» Work instructions: Give only the number of lines in these records that contain the word "legend".

» Source records:

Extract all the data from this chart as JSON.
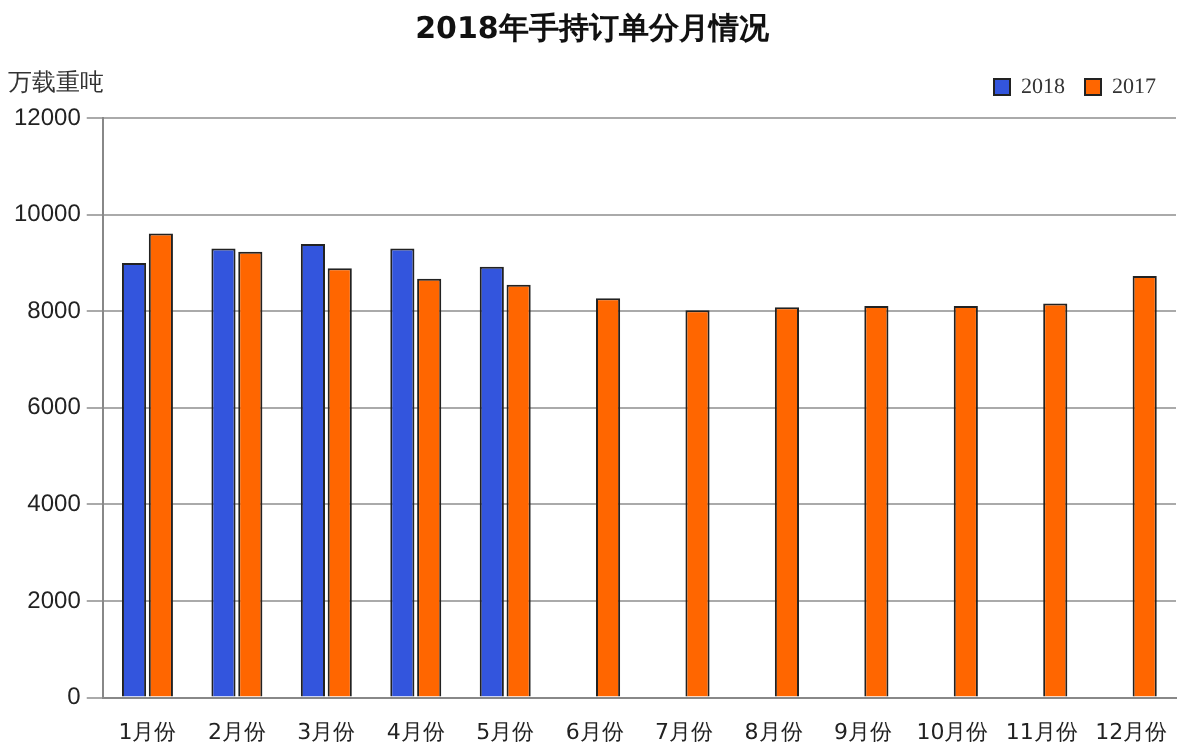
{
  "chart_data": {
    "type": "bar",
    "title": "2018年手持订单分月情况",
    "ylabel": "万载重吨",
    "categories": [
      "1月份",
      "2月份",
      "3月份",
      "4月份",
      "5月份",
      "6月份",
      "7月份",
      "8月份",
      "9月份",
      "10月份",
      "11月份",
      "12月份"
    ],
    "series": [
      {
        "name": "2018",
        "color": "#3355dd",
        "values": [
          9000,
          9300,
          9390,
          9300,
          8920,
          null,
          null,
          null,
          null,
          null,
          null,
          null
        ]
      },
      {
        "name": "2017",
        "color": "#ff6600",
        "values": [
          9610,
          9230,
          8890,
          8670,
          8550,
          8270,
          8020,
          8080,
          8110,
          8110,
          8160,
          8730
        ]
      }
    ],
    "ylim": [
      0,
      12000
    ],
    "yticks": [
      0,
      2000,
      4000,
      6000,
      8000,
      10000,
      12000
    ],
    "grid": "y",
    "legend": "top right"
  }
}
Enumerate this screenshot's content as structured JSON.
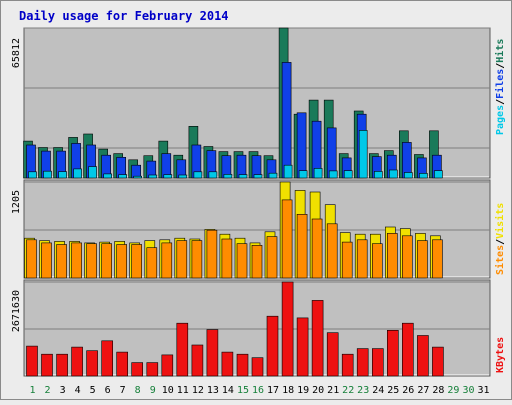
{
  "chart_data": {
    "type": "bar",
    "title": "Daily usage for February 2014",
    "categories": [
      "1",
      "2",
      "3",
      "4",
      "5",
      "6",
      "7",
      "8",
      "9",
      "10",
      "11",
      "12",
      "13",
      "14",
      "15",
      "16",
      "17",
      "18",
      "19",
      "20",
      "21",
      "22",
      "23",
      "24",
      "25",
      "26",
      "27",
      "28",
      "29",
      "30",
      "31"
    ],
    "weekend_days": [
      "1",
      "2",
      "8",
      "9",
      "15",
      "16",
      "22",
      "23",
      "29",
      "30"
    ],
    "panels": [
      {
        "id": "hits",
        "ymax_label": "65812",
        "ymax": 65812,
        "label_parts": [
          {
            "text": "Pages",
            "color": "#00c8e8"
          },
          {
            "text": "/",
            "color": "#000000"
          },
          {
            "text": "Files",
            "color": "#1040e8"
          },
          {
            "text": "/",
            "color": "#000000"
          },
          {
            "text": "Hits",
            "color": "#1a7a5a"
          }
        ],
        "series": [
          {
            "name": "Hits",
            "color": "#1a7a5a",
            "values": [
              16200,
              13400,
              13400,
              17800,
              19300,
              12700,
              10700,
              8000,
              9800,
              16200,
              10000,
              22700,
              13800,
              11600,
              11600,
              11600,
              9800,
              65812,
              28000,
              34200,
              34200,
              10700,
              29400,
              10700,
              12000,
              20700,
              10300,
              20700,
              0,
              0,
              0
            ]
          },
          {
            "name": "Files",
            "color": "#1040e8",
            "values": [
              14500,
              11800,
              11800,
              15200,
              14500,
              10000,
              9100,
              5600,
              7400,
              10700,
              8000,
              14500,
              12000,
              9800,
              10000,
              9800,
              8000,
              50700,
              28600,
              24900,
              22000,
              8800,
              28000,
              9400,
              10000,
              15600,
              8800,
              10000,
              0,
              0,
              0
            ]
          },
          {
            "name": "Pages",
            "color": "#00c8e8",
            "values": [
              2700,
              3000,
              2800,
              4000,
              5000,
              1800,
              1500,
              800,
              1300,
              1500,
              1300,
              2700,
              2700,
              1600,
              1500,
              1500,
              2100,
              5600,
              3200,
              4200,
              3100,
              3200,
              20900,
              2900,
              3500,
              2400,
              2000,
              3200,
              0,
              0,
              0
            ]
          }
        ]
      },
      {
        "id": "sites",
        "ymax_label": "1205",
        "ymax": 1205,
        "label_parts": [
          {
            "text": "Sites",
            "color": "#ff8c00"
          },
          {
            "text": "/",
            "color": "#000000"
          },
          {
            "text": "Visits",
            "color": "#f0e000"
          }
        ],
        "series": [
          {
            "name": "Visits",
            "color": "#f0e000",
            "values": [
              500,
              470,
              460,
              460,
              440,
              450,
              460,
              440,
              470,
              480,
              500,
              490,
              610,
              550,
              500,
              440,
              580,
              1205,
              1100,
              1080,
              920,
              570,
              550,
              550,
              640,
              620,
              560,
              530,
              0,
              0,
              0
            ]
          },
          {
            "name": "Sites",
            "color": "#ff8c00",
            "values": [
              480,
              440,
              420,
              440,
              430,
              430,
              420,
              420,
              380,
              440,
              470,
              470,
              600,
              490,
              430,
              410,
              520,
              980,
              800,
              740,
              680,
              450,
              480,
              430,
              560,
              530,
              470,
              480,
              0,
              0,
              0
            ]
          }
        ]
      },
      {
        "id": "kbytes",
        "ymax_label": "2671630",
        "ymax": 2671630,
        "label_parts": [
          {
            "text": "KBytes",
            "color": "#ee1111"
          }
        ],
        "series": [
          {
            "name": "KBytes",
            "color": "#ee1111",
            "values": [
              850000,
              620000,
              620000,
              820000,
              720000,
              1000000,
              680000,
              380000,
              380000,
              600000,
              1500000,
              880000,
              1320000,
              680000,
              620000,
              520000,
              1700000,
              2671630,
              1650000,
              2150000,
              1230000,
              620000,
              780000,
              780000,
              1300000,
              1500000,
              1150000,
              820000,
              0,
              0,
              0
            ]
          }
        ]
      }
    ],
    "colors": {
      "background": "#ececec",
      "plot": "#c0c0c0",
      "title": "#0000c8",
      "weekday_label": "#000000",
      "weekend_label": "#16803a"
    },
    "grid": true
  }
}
...
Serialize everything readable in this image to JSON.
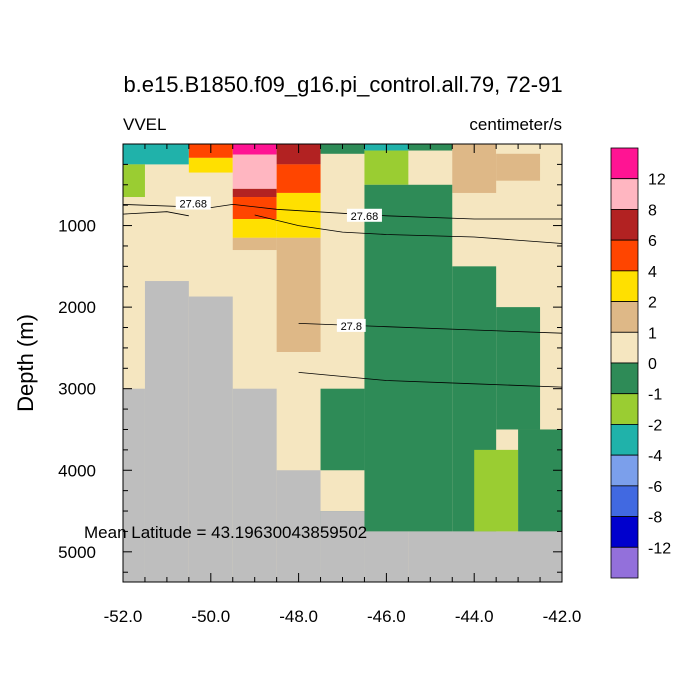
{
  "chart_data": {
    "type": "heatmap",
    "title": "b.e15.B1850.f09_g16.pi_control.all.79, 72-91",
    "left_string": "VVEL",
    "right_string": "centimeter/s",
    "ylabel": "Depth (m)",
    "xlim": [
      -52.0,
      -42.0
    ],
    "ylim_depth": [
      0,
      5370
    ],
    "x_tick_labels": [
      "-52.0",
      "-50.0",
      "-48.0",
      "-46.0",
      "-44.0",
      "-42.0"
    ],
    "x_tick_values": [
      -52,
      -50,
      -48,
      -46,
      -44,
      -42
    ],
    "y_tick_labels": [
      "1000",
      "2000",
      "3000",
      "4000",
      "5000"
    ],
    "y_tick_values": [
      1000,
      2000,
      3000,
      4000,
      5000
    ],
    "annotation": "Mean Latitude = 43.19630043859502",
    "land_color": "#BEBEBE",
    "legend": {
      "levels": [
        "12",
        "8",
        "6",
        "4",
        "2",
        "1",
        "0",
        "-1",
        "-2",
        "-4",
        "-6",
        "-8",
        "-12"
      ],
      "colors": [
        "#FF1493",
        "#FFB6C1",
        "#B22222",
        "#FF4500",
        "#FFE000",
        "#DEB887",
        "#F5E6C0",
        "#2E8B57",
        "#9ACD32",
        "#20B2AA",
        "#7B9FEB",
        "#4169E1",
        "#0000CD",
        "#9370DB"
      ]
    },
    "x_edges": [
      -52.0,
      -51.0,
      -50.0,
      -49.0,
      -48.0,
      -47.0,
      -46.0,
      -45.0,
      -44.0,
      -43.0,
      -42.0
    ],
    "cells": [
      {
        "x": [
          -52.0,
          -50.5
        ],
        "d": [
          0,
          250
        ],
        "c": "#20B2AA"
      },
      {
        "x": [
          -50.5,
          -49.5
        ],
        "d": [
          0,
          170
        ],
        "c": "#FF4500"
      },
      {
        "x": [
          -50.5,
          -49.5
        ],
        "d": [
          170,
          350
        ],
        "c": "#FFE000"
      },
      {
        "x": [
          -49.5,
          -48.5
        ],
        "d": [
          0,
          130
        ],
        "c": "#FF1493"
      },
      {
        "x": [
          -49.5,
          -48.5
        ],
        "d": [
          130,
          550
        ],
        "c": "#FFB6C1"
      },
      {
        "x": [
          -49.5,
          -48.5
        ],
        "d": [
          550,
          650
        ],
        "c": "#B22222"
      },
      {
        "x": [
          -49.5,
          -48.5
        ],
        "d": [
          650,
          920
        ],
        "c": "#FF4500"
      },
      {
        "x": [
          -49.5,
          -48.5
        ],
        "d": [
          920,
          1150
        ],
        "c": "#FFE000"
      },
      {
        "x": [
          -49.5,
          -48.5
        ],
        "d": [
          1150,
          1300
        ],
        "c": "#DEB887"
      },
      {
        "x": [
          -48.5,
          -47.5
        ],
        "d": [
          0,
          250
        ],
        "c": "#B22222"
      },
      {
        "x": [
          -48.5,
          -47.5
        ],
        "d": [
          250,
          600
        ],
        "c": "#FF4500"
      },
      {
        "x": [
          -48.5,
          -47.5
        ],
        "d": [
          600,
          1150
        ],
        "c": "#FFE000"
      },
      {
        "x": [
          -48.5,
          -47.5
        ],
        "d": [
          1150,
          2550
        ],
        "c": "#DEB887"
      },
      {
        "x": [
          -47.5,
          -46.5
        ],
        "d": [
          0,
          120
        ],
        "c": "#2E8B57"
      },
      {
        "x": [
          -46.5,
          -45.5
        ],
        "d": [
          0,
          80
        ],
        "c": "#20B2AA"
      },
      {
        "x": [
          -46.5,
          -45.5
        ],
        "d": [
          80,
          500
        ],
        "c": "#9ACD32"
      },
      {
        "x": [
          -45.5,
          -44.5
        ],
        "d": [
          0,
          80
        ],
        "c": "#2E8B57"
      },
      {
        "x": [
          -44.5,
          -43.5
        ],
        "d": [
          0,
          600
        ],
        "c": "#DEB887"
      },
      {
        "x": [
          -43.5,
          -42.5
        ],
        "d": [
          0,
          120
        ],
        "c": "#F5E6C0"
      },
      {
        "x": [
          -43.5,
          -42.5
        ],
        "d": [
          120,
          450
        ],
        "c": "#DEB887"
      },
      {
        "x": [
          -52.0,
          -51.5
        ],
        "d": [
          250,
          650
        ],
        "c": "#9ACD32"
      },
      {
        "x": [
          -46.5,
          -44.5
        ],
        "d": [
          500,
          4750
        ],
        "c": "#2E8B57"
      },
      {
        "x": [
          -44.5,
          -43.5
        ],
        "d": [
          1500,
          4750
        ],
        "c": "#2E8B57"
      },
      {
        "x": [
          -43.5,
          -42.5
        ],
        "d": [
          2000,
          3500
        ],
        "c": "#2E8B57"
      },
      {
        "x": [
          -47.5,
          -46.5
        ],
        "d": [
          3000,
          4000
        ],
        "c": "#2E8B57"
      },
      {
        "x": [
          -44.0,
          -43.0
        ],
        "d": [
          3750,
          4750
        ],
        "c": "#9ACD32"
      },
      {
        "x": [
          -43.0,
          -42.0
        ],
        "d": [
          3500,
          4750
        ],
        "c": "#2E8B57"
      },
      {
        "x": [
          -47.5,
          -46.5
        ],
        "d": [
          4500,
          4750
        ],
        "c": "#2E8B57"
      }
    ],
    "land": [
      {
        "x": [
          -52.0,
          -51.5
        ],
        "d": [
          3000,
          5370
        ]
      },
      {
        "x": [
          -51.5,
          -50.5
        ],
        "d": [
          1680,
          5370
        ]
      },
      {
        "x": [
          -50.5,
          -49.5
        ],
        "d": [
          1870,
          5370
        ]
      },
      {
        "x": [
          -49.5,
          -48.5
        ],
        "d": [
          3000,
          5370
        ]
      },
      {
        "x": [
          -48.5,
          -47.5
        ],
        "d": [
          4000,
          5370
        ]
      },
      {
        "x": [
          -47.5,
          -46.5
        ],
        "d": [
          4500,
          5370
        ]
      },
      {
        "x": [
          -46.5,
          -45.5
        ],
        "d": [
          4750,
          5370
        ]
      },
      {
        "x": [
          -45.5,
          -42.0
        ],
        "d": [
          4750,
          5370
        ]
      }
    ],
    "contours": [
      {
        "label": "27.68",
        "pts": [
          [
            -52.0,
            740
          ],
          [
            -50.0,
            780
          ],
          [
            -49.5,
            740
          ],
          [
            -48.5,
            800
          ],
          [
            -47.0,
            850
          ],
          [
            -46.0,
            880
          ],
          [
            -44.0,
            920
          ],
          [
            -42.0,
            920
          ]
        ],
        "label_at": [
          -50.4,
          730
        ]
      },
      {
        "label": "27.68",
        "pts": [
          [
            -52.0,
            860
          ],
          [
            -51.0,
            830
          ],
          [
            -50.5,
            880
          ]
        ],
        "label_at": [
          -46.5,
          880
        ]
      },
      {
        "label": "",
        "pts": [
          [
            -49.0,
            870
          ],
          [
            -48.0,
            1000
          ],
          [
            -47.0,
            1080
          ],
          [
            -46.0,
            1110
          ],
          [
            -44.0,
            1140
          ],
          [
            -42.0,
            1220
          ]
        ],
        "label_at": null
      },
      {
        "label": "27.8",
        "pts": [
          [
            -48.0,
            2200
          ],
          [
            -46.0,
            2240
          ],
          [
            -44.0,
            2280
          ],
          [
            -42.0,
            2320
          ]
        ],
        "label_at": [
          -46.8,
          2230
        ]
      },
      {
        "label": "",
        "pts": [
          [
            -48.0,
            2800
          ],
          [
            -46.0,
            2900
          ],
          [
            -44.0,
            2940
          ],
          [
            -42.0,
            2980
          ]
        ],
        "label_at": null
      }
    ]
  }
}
---
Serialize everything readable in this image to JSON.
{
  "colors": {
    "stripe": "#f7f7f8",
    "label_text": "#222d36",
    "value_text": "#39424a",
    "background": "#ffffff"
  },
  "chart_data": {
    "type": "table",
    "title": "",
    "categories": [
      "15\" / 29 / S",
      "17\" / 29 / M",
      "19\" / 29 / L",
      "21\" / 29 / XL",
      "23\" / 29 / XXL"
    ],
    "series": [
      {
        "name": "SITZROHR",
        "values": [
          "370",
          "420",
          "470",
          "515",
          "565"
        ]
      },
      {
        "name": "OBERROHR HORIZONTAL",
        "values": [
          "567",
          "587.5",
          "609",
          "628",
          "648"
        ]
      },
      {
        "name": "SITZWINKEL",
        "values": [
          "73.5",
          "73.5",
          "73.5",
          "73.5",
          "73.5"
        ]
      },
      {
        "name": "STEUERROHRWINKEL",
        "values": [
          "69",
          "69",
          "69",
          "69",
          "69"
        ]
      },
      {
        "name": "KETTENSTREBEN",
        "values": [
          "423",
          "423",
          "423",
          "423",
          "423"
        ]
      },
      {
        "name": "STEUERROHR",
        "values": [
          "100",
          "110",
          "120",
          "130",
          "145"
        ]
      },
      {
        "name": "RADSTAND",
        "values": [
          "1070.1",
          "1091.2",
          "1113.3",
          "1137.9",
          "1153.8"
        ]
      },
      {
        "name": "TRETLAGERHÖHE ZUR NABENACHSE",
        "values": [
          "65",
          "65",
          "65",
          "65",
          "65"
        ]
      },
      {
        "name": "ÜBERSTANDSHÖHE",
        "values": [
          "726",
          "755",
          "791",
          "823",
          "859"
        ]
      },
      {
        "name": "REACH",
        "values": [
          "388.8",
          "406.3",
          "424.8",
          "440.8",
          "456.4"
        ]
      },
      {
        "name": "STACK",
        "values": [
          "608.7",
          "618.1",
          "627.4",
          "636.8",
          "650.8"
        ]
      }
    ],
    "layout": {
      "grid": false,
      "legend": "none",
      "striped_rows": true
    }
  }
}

» Reply: 3